:: PROBLEM TO WORK ON ::
Copy out each line of the data that holds the word "this".

:: DATASET EXCERPTS ::
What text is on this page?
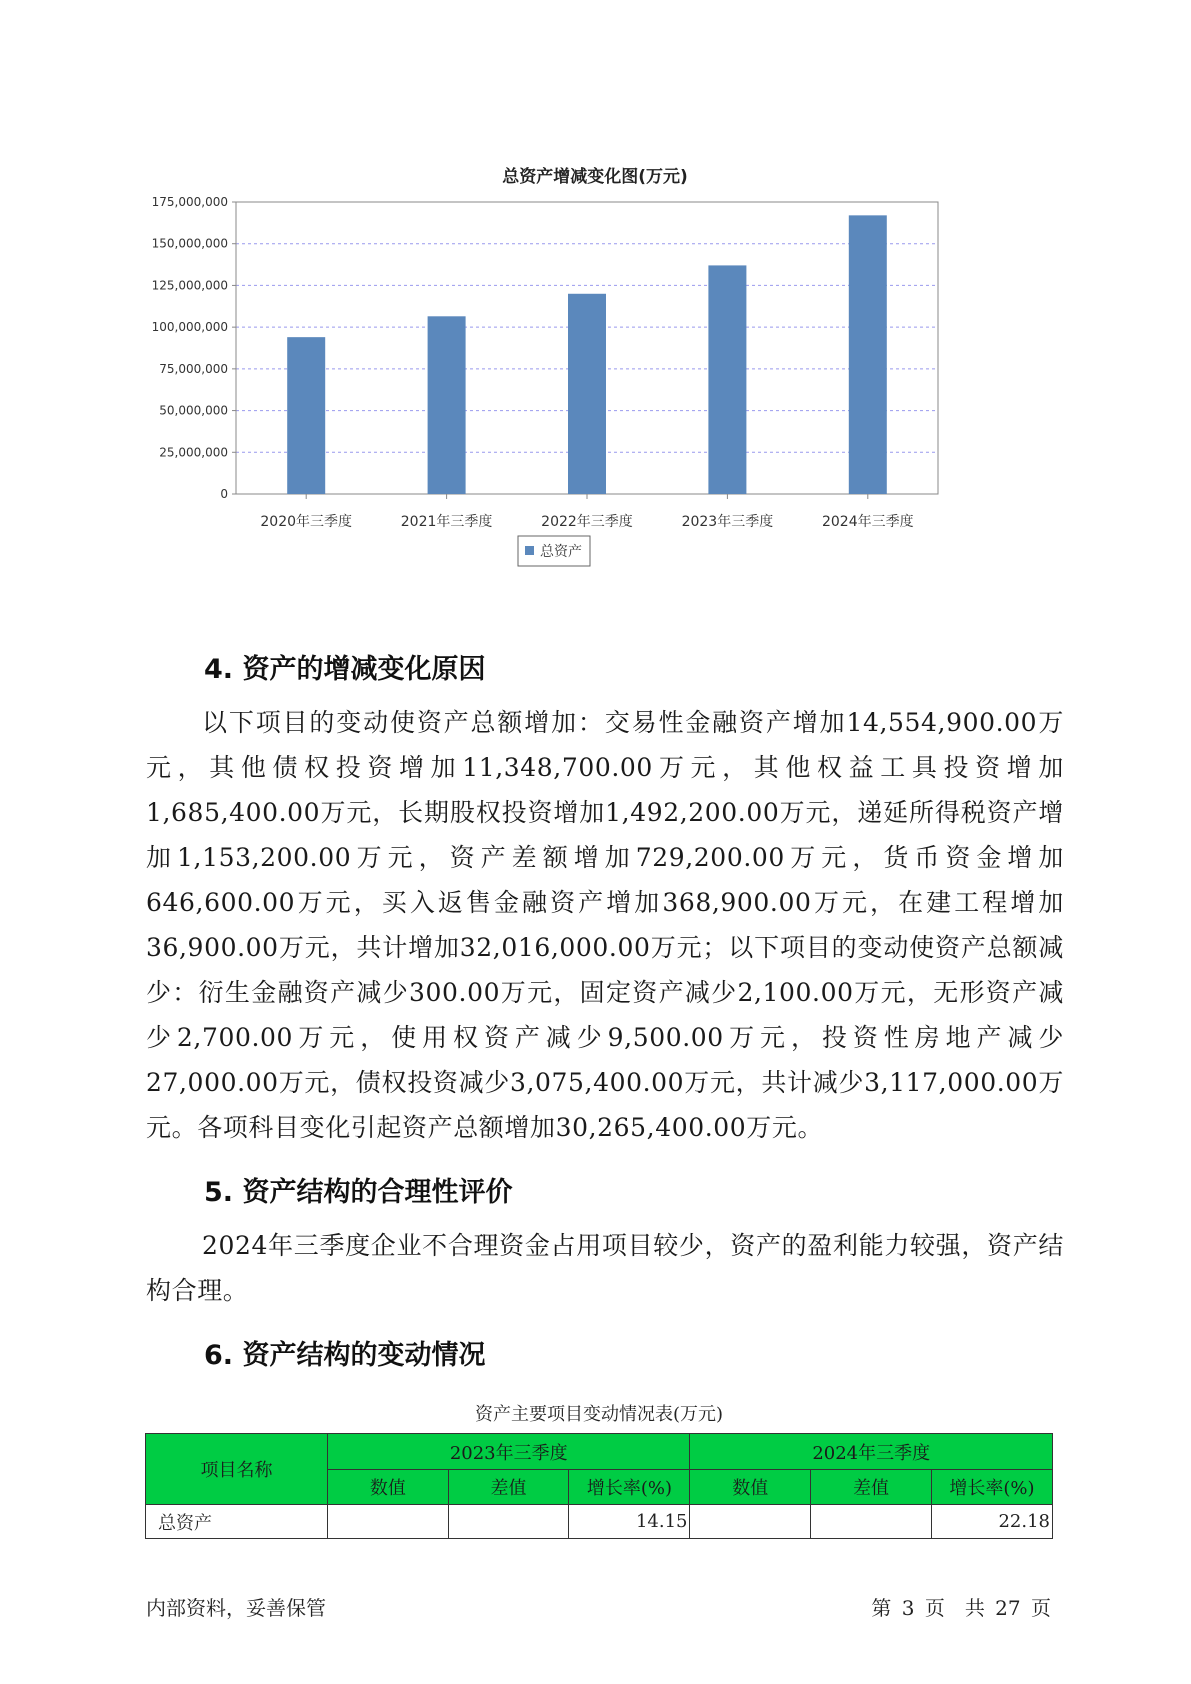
总资产增减变化图(万元)
0
25,000,000
50,000,000
75,000,000
100,000,000
125,000,000
150,000,000
175,000,000
2020年三季度	2021年三季度	2022年三季度	2023年三季度	2024年三季度
总资产
4. 资产的增减变化原因

以下项目的变动使资产总额增加：交易性金融资产增加14,554,900.00万元，其他债权投资增加11,348,700.00万元，其他权益工具投资增加1,685,400.00万元，长期股权投资增加1,492,200.00万元，递延所得税资产增加1,153,200.00万元，资产差额增加729,200.00万元，货币资金增加646,600.00万元，买入返售金融资产增加368,900.00万元，在建工程增加36,900.00万元，共计增加32,016,000.00万元；以下项目的变动使资产总额减少：衍生金融资产减少300.00万元，固定资产减少2,100.00万元，无形资产减少2,700.00万元，使用权资产减少9,500.00万元，投资性房地产减少27,000.00万元，债权投资减少3,075,400.00万元，共计减少3,117,000.00万元。各项科目变化引起资产总额增加30,265,400.00万元。

5. 资产结构的合理性评价

2024年三季度企业不合理资金占用项目较少，资产的盈利能力较强，资产结构合理。

6. 资产结构的变动情况
资产主要项目变动情况表(万元)
项目名称	2023年三季度			2024年三季度		
	数值	差值	增长率(%)	数值	差值	增长率(%)
总资产			14.15			22.18
内部资料，妥善保管	第 3 页　共 27 页
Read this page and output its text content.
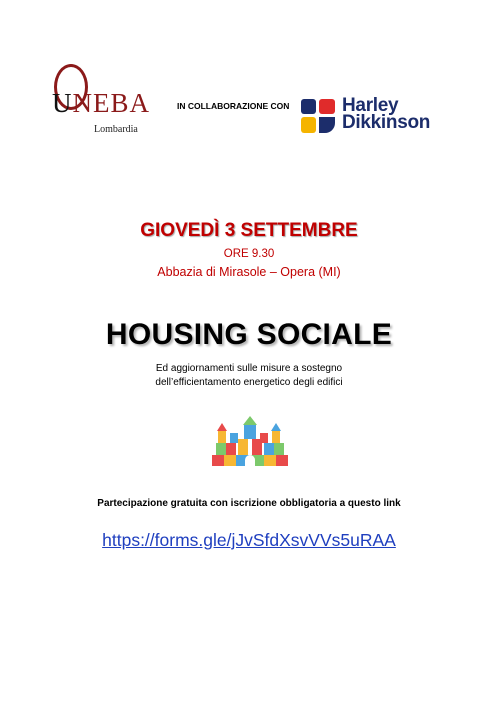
UNEBA
Lombardia
IN COLLABORAZIONE CON	Harley
Dikkinson
GIOVEDÌ 3 SETTEMBRE
ORE 9.30
Abbazia di Mirasole – Opera (MI)
HOUSING SOCIALE
Ed aggiornamenti sulle misure a sostegno
dell’efficientamento energetico degli edifici
Partecipazione gratuita con iscrizione obbligatoria a questo link
https://forms.gle/jJvSfdXsvVVs5uRAA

:: CORRECT RESULT ::
What text is on this page?
Read this page and output its text content.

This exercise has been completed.